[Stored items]
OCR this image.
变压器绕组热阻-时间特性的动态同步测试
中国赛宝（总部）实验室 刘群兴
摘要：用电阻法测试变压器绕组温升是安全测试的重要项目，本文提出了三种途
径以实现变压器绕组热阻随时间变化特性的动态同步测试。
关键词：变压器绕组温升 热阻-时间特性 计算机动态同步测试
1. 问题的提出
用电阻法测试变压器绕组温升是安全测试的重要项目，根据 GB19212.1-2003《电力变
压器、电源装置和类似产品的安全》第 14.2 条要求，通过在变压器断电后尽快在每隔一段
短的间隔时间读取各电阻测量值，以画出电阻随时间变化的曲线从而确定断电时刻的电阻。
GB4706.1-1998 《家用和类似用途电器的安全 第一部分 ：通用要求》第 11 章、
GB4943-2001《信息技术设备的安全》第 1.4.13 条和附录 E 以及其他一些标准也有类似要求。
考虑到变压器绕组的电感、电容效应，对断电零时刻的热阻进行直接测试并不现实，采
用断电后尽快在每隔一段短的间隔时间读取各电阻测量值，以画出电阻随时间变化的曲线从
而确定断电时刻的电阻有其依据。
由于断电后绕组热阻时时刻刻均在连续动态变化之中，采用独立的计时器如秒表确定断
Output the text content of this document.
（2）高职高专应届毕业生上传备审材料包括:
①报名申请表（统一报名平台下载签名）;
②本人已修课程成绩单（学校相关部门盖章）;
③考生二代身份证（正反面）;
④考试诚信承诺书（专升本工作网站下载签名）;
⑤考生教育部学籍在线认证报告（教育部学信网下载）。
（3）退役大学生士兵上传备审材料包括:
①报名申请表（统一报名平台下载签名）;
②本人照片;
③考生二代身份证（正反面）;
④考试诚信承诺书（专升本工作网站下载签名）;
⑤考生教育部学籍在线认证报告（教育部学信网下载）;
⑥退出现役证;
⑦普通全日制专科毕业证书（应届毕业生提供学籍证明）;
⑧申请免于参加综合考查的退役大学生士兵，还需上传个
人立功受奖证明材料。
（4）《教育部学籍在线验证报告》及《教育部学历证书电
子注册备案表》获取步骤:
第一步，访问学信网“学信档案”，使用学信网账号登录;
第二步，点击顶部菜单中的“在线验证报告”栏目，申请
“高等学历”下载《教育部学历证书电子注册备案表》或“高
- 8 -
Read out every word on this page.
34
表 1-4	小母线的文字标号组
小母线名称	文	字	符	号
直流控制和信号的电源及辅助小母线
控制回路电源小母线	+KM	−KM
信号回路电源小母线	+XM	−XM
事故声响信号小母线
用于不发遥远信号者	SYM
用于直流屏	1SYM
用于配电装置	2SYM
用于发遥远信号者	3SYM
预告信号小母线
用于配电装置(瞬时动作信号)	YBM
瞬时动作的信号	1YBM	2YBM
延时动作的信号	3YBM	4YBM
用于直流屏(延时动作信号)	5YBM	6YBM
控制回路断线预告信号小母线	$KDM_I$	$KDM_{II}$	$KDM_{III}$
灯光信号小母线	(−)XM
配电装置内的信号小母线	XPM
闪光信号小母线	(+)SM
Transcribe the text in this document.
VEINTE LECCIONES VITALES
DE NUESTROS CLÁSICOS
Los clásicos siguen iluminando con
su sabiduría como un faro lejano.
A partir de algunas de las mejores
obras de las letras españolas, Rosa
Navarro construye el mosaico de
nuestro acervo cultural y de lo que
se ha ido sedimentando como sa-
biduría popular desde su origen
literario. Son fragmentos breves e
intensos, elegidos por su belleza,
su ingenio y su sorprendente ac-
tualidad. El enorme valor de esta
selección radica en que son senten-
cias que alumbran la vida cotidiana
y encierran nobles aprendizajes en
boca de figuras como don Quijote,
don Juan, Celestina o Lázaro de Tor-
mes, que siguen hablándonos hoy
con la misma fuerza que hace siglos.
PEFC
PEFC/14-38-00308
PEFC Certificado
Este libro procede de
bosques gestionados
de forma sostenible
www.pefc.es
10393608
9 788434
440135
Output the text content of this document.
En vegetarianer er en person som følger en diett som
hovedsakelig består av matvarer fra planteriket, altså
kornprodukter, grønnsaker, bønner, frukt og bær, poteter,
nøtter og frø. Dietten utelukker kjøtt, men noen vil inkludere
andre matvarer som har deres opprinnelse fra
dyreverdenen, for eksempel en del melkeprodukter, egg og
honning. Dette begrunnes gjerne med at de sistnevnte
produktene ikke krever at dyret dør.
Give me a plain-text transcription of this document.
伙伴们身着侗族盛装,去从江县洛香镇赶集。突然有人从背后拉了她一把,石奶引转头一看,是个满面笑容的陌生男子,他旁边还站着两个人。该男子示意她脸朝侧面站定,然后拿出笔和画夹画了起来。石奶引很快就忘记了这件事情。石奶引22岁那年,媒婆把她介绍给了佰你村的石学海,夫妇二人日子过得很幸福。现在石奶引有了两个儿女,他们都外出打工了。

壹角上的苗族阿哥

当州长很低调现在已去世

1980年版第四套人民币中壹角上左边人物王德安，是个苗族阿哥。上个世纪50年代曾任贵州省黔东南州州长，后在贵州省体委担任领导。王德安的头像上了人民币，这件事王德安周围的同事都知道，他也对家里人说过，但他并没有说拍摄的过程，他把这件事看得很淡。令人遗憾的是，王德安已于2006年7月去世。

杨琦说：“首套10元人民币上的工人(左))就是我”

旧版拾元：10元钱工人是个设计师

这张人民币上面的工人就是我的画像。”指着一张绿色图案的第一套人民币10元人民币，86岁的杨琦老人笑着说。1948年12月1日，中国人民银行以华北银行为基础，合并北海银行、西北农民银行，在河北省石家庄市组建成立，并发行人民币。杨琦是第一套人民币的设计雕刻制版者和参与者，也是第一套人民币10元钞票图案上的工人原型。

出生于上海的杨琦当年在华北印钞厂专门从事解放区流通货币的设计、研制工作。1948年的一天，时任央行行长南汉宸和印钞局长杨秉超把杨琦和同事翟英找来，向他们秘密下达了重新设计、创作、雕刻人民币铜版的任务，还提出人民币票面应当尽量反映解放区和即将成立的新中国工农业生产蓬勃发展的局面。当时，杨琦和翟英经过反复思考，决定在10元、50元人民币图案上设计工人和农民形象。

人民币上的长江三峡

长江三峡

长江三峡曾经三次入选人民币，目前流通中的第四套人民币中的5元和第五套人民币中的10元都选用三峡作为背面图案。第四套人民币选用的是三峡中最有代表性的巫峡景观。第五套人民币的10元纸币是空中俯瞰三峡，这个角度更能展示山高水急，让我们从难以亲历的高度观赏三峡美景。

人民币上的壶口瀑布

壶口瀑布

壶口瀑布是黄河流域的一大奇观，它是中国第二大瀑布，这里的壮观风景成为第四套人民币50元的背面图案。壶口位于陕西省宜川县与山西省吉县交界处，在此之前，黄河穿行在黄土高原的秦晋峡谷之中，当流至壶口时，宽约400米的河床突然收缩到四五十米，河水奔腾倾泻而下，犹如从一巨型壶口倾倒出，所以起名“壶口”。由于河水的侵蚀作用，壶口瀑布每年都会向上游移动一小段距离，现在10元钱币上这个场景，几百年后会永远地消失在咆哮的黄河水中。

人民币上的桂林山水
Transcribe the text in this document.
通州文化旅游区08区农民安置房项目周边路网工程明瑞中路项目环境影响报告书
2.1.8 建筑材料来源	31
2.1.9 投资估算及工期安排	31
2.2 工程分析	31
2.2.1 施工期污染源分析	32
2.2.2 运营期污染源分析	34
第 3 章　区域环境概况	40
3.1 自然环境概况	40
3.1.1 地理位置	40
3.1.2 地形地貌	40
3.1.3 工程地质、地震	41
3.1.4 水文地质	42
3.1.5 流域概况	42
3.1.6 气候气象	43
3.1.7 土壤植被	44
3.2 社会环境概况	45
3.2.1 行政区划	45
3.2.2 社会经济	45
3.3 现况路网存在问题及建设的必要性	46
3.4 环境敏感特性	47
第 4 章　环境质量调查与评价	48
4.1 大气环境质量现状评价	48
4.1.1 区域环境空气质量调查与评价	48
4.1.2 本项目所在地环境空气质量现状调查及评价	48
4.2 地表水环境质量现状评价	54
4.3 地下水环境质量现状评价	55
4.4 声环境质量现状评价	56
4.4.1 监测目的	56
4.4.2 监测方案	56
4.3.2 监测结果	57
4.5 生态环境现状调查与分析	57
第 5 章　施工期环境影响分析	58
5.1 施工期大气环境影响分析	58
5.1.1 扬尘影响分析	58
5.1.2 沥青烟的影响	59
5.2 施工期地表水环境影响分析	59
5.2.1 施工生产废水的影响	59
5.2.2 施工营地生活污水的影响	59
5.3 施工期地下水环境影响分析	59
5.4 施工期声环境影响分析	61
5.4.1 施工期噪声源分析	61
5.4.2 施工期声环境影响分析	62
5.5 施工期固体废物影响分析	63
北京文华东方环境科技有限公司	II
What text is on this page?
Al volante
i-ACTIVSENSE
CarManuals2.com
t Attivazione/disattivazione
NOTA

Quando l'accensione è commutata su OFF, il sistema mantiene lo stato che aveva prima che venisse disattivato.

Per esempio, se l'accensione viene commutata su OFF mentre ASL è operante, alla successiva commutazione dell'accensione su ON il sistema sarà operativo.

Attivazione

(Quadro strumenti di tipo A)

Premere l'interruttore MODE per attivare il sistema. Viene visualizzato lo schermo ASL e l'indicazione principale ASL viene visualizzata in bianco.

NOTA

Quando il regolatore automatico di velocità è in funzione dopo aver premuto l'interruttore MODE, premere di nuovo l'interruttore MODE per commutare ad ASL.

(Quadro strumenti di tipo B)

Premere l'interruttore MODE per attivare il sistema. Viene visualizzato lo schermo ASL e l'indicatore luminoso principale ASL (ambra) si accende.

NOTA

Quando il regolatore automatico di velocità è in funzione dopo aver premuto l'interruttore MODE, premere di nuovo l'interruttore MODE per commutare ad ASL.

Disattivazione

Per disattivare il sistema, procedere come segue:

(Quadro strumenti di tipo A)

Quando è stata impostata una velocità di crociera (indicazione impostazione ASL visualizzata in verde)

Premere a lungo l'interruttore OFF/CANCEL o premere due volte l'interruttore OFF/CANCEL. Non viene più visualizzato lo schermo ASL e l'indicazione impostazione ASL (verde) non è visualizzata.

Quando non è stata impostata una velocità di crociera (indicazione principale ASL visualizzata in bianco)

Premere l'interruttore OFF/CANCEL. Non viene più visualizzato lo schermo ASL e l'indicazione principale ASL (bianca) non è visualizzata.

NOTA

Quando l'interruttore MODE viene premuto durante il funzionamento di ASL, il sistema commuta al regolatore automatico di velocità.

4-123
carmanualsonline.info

◆ Task to complete: Search the entries for the string "Quando" and collect each line that has it.

◆ Written solution:
Quando l'accensione è commutata su OFF, il sistema mantiene lo stato che aveva prima che venisse disattivato.
Quando il regolatore automatico di velocità è in funzione dopo aver premuto l'interruttore MODE, premere di nuovo l'interruttore MODE per commutare ad ASL.
Quando il regolatore automatico di velocità è in funzione dopo aver premuto l'interruttore MODE, premere di nuovo l'interruttore MODE per commutare ad ASL.
Quando è stata impostata una velocità di crociera (indicazione impostazione ASL visualizzata in verde)
Quando non è stata impostata una velocità di crociera (indicazione principale ASL visualizzata in bianco)
Quando l'interruttore MODE viene premuto durante il funzionamento di ASL, il sistema commuta al regolatore automatico di velocità.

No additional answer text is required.